* Required work *
Read the entries below and pull out each line with the string "title".

* Records supplied *
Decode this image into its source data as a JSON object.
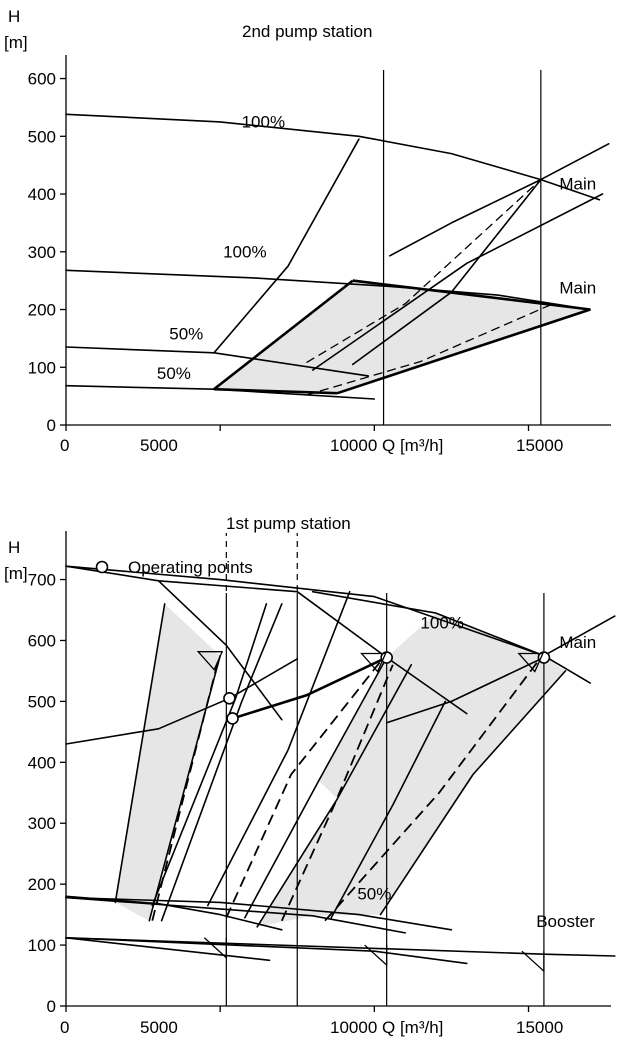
{
  "chart_data": [
    {
      "type": "line",
      "title": "2nd pump station",
      "ylabel_top": "H",
      "ylabel_unit": "[m]",
      "xlabel": "Q [m³/h]",
      "xlim": [
        0,
        18000
      ],
      "ylim": [
        0,
        620
      ],
      "x_ticks": [
        0,
        5000,
        10000,
        15000
      ],
      "y_ticks": [
        0,
        100,
        200,
        300,
        400,
        500,
        600
      ],
      "vertical_lines": [
        10300,
        15400
      ],
      "shaded_regions": [
        [
          [
            4800,
            60
          ],
          [
            9300,
            250
          ],
          [
            17000,
            200
          ],
          [
            8800,
            55
          ]
        ]
      ],
      "curve_labels": [
        {
          "text": "100%",
          "x": 6400,
          "y": 515
        },
        {
          "text": "100%",
          "x": 5800,
          "y": 290
        },
        {
          "text": "50%",
          "x": 3900,
          "y": 148
        },
        {
          "text": "50%",
          "x": 3500,
          "y": 80
        },
        {
          "text": "Main",
          "x": 16600,
          "y": 408
        },
        {
          "text": "Main",
          "x": 16600,
          "y": 228
        }
      ],
      "series": [
        {
          "style": "solid",
          "points": [
            [
              0,
              538
            ],
            [
              5000,
              525
            ],
            [
              9500,
              500
            ],
            [
              12500,
              470
            ],
            [
              15400,
              425
            ],
            [
              17300,
              390
            ]
          ]
        },
        {
          "style": "solid",
          "points": [
            [
              0,
              268
            ],
            [
              6000,
              255
            ],
            [
              10500,
              240
            ],
            [
              14000,
              225
            ],
            [
              17000,
              200
            ]
          ]
        },
        {
          "style": "solid",
          "points": [
            [
              0,
              135
            ],
            [
              4800,
              125
            ],
            [
              9800,
              85
            ]
          ]
        },
        {
          "style": "solid",
          "points": [
            [
              0,
              68
            ],
            [
              4800,
              62
            ],
            [
              10000,
              45
            ]
          ]
        },
        {
          "style": "solid",
          "points": [
            [
              4800,
              125
            ],
            [
              7200,
              275
            ],
            [
              9500,
              495
            ]
          ]
        },
        {
          "style": "thick",
          "points": [
            [
              4800,
              62
            ],
            [
              9300,
              250
            ]
          ]
        },
        {
          "style": "thick",
          "points": [
            [
              9300,
              250
            ],
            [
              17000,
              200
            ]
          ]
        },
        {
          "style": "thick",
          "points": [
            [
              8800,
              55
            ],
            [
              17000,
              200
            ]
          ]
        },
        {
          "style": "thick",
          "points": [
            [
              4800,
              62
            ],
            [
              8800,
              55
            ]
          ]
        },
        {
          "style": "solid",
          "points": [
            [
              9300,
              105
            ],
            [
              12500,
              230
            ],
            [
              15400,
              425
            ],
            [
              17600,
              487
            ]
          ]
        },
        {
          "style": "solid",
          "points": [
            [
              10500,
              293
            ],
            [
              12500,
              350
            ],
            [
              15400,
              425
            ]
          ]
        },
        {
          "style": "solid",
          "points": [
            [
              9300,
              105
            ],
            [
              9300,
              105
            ]
          ]
        },
        {
          "style": "solid",
          "points": [
            [
              8000,
              95
            ],
            [
              13000,
              280
            ],
            [
              17400,
              400
            ]
          ]
        },
        {
          "style": "dash",
          "points": [
            [
              7800,
              108
            ],
            [
              11000,
              210
            ],
            [
              15400,
              425
            ]
          ]
        },
        {
          "style": "dash",
          "points": [
            [
              7800,
              52
            ],
            [
              11500,
              110
            ],
            [
              15800,
              210
            ]
          ]
        }
      ]
    },
    {
      "type": "line",
      "title": "1st pump station",
      "ylabel_top": "H",
      "ylabel_unit": "[m]",
      "xlabel": "Q [m³/h]",
      "xlim": [
        0,
        18000
      ],
      "ylim": [
        0,
        760
      ],
      "x_ticks": [
        0,
        5000,
        10000,
        15000
      ],
      "y_ticks": [
        0,
        100,
        200,
        300,
        400,
        500,
        600,
        700
      ],
      "legend": {
        "label": "Operating points",
        "marker": "circle",
        "placement": "top-left"
      },
      "vertical_lines_solid": [
        5200,
        7500,
        10400,
        15500
      ],
      "vertical_lines_dashed": [
        5200,
        7500
      ],
      "operating_points": [
        [
          5300,
          505
        ],
        [
          5400,
          472
        ],
        [
          10400,
          572
        ],
        [
          15500,
          572
        ]
      ],
      "curve_labels": [
        {
          "text": "100%",
          "x": 12200,
          "y": 620
        },
        {
          "text": "Main",
          "x": 16600,
          "y": 588
        },
        {
          "text": "50%",
          "x": 10000,
          "y": 175
        },
        {
          "text": "Booster",
          "x": 16200,
          "y": 130
        }
      ],
      "series": [
        {
          "style": "solid",
          "points": [
            [
              0,
              722
            ],
            [
              5000,
              700
            ],
            [
              10000,
              672
            ],
            [
              15500,
              575
            ],
            [
              17000,
              530
            ]
          ]
        },
        {
          "style": "solid",
          "points": [
            [
              0,
              722
            ],
            [
              3000,
              698
            ],
            [
              5200,
              592
            ],
            [
              7000,
              470
            ]
          ]
        },
        {
          "style": "solid",
          "points": [
            [
              3000,
              698
            ],
            [
              7500,
              680
            ],
            [
              10400,
              572
            ],
            [
              13000,
              480
            ]
          ]
        },
        {
          "style": "solid",
          "points": [
            [
              8000,
              680
            ],
            [
              12000,
              645
            ],
            [
              15500,
              575
            ],
            [
              17800,
              640
            ]
          ]
        },
        {
          "style": "solid",
          "points": [
            [
              0,
              430
            ],
            [
              3000,
              455
            ],
            [
              5300,
              505
            ],
            [
              7500,
              570
            ]
          ]
        },
        {
          "style": "thick",
          "points": [
            [
              5400,
              472
            ],
            [
              7800,
              510
            ],
            [
              10400,
              572
            ]
          ]
        },
        {
          "style": "solid",
          "points": [
            [
              10400,
              465
            ],
            [
              12500,
              500
            ],
            [
              15500,
              572
            ]
          ]
        },
        {
          "style": "solid",
          "points": [
            [
              0,
              180
            ],
            [
              3000,
              168
            ],
            [
              5000,
              150
            ],
            [
              7000,
              125
            ]
          ]
        },
        {
          "style": "solid",
          "points": [
            [
              0,
              178
            ],
            [
              5000,
              170
            ],
            [
              9500,
              150
            ],
            [
              12500,
              125
            ]
          ]
        },
        {
          "style": "solid",
          "points": [
            [
              0,
              178
            ],
            [
              8000,
              148
            ],
            [
              11000,
              120
            ]
          ]
        },
        {
          "style": "solid",
          "points": [
            [
              0,
              112
            ],
            [
              6600,
              75
            ]
          ]
        },
        {
          "style": "solid",
          "points": [
            [
              0,
              112
            ],
            [
              10000,
              90
            ],
            [
              13000,
              70
            ]
          ]
        },
        {
          "style": "solid",
          "points": [
            [
              0,
              112
            ],
            [
              15500,
              85
            ],
            [
              17800,
              82
            ]
          ]
        },
        {
          "style": "solid",
          "points": [
            [
              1600,
              170
            ],
            [
              3200,
              660
            ]
          ]
        },
        {
          "style": "solid",
          "points": [
            [
              2700,
              140
            ],
            [
              5000,
              575
            ]
          ]
        },
        {
          "style": "solid",
          "points": [
            [
              2800,
              165
            ],
            [
              5500,
              505
            ],
            [
              6500,
              660
            ]
          ]
        },
        {
          "style": "solid",
          "points": [
            [
              3100,
              140
            ],
            [
              5700,
              500
            ],
            [
              7000,
              660
            ]
          ]
        },
        {
          "style": "solid",
          "points": [
            [
              4600,
              165
            ],
            [
              7200,
              420
            ],
            [
              9200,
              680
            ]
          ]
        },
        {
          "style": "solid",
          "points": [
            [
              5800,
              145
            ],
            [
              8200,
              370
            ],
            [
              10400,
              572
            ]
          ]
        },
        {
          "style": "solid",
          "points": [
            [
              6200,
              130
            ],
            [
              8800,
              340
            ],
            [
              11200,
              560
            ]
          ]
        },
        {
          "style": "solid",
          "points": [
            [
              8600,
              145
            ],
            [
              10600,
              330
            ],
            [
              12300,
              500
            ]
          ]
        },
        {
          "style": "solid",
          "points": [
            [
              10200,
              150
            ],
            [
              13200,
              380
            ],
            [
              16200,
              550
            ]
          ]
        },
        {
          "style": "dash2",
          "points": [
            [
              2800,
              140
            ],
            [
              4900,
              560
            ]
          ]
        },
        {
          "style": "dash2",
          "points": [
            [
              5200,
              145
            ],
            [
              7300,
              380
            ],
            [
              10300,
              572
            ]
          ]
        },
        {
          "style": "dash2",
          "points": [
            [
              7000,
              140
            ],
            [
              8700,
              330
            ],
            [
              10600,
              560
            ]
          ]
        },
        {
          "style": "dash2",
          "points": [
            [
              8400,
              140
            ],
            [
              12100,
              350
            ],
            [
              15400,
              572
            ]
          ]
        }
      ],
      "shaded_regions": [
        [
          [
            1600,
            170
          ],
          [
            3200,
            660
          ],
          [
            5000,
            575
          ],
          [
            2700,
            140
          ]
        ],
        [
          [
            8200,
            370
          ],
          [
            10400,
            572
          ],
          [
            11200,
            560
          ],
          [
            8800,
            340
          ]
        ],
        [
          [
            6200,
            130
          ],
          [
            8800,
            340
          ],
          [
            10400,
            572
          ],
          [
            12000,
            645
          ],
          [
            15500,
            575
          ],
          [
            16200,
            550
          ],
          [
            13200,
            380
          ],
          [
            10200,
            150
          ],
          [
            8000,
            148
          ]
        ]
      ]
    }
  ],
  "chart1": {
    "title": "2nd pump station",
    "h_label": "H",
    "unit_label": "[m]",
    "x_tick_0": "0",
    "x_tick_1": "5000",
    "x_tick_2": "10000 Q [m³/h]",
    "x_tick_3": "15000"
  },
  "chart2": {
    "title": "1st pump station",
    "h_label": "H",
    "unit_label": "[m]",
    "legend_label": "Operating points",
    "x_tick_0": "0",
    "x_tick_1": "5000",
    "x_tick_2": "10000 Q [m³/h]",
    "x_tick_3": "15000"
  }
}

* Exercise response *
      "title": "2nd pump station",
      "title": "1st pump station",
    "title": "2nd pump station",
    "title": "1st pump station",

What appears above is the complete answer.